### [EXCERPTED RECORDS]
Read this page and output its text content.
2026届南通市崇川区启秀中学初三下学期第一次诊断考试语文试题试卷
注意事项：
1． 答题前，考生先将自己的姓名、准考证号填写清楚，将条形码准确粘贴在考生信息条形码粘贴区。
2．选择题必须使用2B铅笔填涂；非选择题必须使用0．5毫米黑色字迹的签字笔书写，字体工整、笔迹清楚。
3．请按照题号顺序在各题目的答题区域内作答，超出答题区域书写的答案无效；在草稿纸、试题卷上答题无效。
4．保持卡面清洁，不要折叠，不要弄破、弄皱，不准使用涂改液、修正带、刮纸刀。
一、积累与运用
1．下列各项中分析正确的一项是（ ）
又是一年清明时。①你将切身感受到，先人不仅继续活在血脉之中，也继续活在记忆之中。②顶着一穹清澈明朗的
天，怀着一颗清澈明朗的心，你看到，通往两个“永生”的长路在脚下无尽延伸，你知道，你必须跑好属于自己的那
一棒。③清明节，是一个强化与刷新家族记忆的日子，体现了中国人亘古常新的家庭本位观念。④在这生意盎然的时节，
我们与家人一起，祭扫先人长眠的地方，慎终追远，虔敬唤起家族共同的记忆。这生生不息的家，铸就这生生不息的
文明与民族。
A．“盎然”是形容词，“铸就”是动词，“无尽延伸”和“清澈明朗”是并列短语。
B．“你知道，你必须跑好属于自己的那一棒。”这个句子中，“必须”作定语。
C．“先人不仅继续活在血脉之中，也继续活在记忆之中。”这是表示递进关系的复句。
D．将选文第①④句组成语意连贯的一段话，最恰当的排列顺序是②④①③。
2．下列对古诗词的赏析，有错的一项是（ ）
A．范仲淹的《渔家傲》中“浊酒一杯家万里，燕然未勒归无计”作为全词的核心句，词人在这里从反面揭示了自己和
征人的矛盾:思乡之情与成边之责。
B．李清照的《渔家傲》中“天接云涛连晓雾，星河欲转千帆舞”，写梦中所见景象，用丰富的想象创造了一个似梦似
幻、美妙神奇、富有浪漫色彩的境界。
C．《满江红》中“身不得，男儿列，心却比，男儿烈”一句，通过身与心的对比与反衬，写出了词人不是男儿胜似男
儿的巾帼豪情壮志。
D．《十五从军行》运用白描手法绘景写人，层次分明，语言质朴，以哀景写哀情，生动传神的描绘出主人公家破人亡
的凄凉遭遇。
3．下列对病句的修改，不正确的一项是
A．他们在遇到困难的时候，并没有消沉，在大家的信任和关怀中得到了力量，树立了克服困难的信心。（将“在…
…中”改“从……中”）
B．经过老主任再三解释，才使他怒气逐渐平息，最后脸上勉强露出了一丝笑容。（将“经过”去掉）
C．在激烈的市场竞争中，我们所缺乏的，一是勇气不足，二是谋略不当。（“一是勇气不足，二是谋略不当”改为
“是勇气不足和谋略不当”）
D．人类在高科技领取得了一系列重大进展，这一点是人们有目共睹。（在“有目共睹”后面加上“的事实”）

### [SHORT EXERCISE]
Transcribe all of the lines in the records precisely.

### [SOLVED PROBLEM]
Read this page and output its text content.
2026届南通市崇川区启秀中学初三下学期第一次诊断考试语文试题试卷
注意事项：
1． 答题前，考生先将自己的姓名、准考证号填写清楚，将条形码准确粘贴在考生信息条形码粘贴区。
2．选择题必须使用2B铅笔填涂；非选择题必须使用0．5毫米黑色字迹的签字笔书写，字体工整、笔迹清楚。
3．请按照题号顺序在各题目的答题区域内作答，超出答题区域书写的答案无效；在草稿纸、试题卷上答题无效。
4．保持卡面清洁，不要折叠，不要弄破、弄皱，不准使用涂改液、修正带、刮纸刀。
一、积累与运用
1．下列各项中分析正确的一项是（ ）
又是一年清明时。①你将切身感受到，先人不仅继续活在血脉之中，也继续活在记忆之中。②顶着一穹清澈明朗的
天，怀着一颗清澈明朗的心，你看到，通往两个“永生”的长路在脚下无尽延伸，你知道，你必须跑好属于自己的那
一棒。③清明节，是一个强化与刷新家族记忆的日子，体现了中国人亘古常新的家庭本位观念。④在这生意盎然的时节，
我们与家人一起，祭扫先人长眠的地方，慎终追远，虔敬唤起家族共同的记忆。这生生不息的家，铸就这生生不息的
文明与民族。
A．“盎然”是形容词，“铸就”是动词，“无尽延伸”和“清澈明朗”是并列短语。
B．“你知道，你必须跑好属于自己的那一棒。”这个句子中，“必须”作定语。
C．“先人不仅继续活在血脉之中，也继续活在记忆之中。”这是表示递进关系的复句。
D．将选文第①④句组成语意连贯的一段话，最恰当的排列顺序是②④①③。
2．下列对古诗词的赏析，有错的一项是（ ）
A．范仲淹的《渔家傲》中“浊酒一杯家万里，燕然未勒归无计”作为全词的核心句，词人在这里从反面揭示了自己和
征人的矛盾:思乡之情与成边之责。
B．李清照的《渔家傲》中“天接云涛连晓雾，星河欲转千帆舞”，写梦中所见景象，用丰富的想象创造了一个似梦似
幻、美妙神奇、富有浪漫色彩的境界。
C．《满江红》中“身不得，男儿列，心却比，男儿烈”一句，通过身与心的对比与反衬，写出了词人不是男儿胜似男
儿的巾帼豪情壮志。
D．《十五从军行》运用白描手法绘景写人，层次分明，语言质朴，以哀景写哀情，生动传神的描绘出主人公家破人亡
的凄凉遭遇。
3．下列对病句的修改，不正确的一项是
A．他们在遇到困难的时候，并没有消沉，在大家的信任和关怀中得到了力量，树立了克服困难的信心。（将“在…
…中”改“从……中”）
B．经过老主任再三解释，才使他怒气逐渐平息，最后脸上勉强露出了一丝笑容。（将“经过”去掉）
C．在激烈的市场竞争中，我们所缺乏的，一是勇气不足，二是谋略不当。（“一是勇气不足，二是谋略不当”改为
“是勇气不足和谋略不当”）
D．人类在高科技领取得了一系列重大进展，这一点是人们有目共睹。（在“有目共睹”后面加上“的事实”）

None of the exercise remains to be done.